> **Exercise instructions**:
The records below must be transcribed exactly. Do not include the pictures.

> **Material for the task**:

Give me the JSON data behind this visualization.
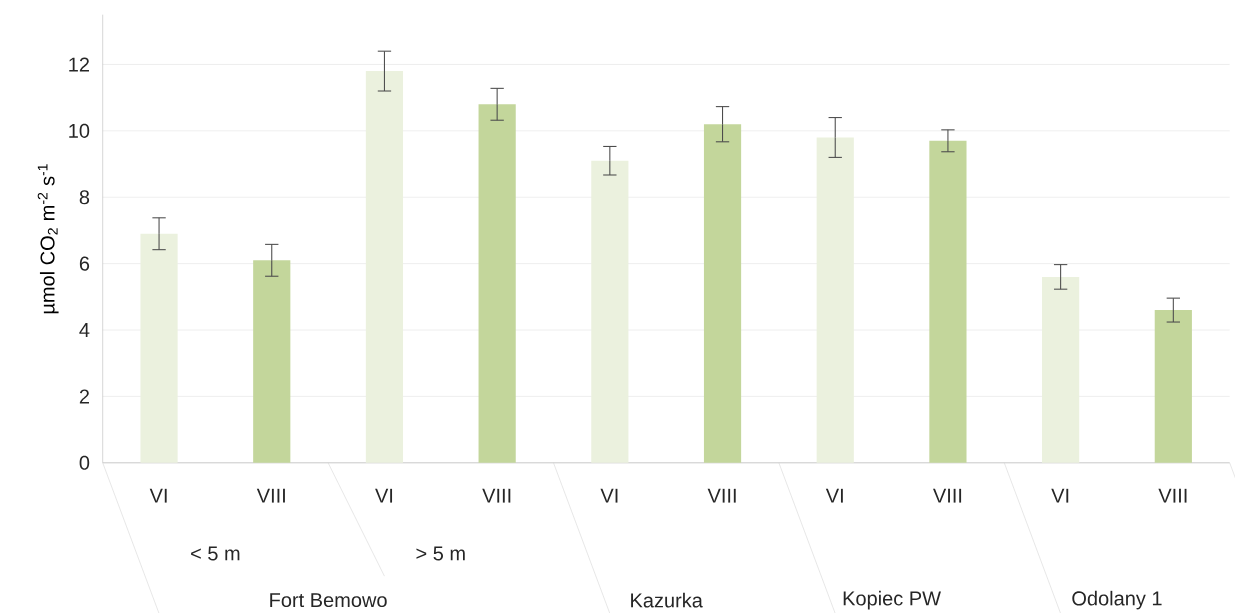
{
  "chart_data": {
    "type": "bar",
    "ylabel": "µmol CO$_{2}$ m$^{-2}$ s$^{-1}$",
    "categories": [
      "VI",
      "VIII",
      "VI",
      "VIII",
      "VI",
      "VIII",
      "VI",
      "VIII",
      "VI",
      "VIII"
    ],
    "values": [
      6.9,
      6.1,
      11.8,
      10.8,
      9.1,
      10.2,
      9.8,
      9.7,
      5.6,
      4.6
    ],
    "errors": [
      0.48,
      0.48,
      0.6,
      0.48,
      0.43,
      0.53,
      0.6,
      0.33,
      0.37,
      0.36
    ],
    "colors": [
      "#ebf1de",
      "#c3d69b",
      "#ebf1de",
      "#c3d69b",
      "#ebf1de",
      "#c3d69b",
      "#ebf1de",
      "#c3d69b",
      "#ebf1de",
      "#c3d69b"
    ],
    "annotations": [
      "< 5 m",
      "> 5 m",
      "Fort Bemowo",
      "Kazurka",
      "Kopiec PW",
      "Odolany 1"
    ],
    "ylim": [
      0,
      13.5
    ],
    "yticks": [
      0,
      2,
      4,
      6,
      8,
      10,
      12
    ],
    "grid": "y"
  }
}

> **Worked solution**:
Give me the JSON data behind this visualization.
{
  "chart_data": {
    "type": "bar",
    "ylabel": "µmol CO$_{2}$ m$^{-2}$ s$^{-1}$",
    "categories": [
      "VI",
      "VIII",
      "VI",
      "VIII",
      "VI",
      "VIII",
      "VI",
      "VIII",
      "VI",
      "VIII"
    ],
    "values": [
      6.9,
      6.1,
      11.8,
      10.8,
      9.1,
      10.2,
      9.8,
      9.7,
      5.6,
      4.6
    ],
    "errors": [
      0.48,
      0.48,
      0.6,
      0.48,
      0.43,
      0.53,
      0.6,
      0.33,
      0.37,
      0.36
    ],
    "colors": [
      "#ebf1de",
      "#c3d69b",
      "#ebf1de",
      "#c3d69b",
      "#ebf1de",
      "#c3d69b",
      "#ebf1de",
      "#c3d69b",
      "#ebf1de",
      "#c3d69b"
    ],
    "annotations": [
      "< 5 m",
      "> 5 m",
      "Fort Bemowo",
      "Kazurka",
      "Kopiec PW",
      "Odolany 1"
    ],
    "ylim": [
      0,
      13.5
    ],
    "yticks": [
      0,
      2,
      4,
      6,
      8,
      10,
      12
    ],
    "grid": "y"
  }
}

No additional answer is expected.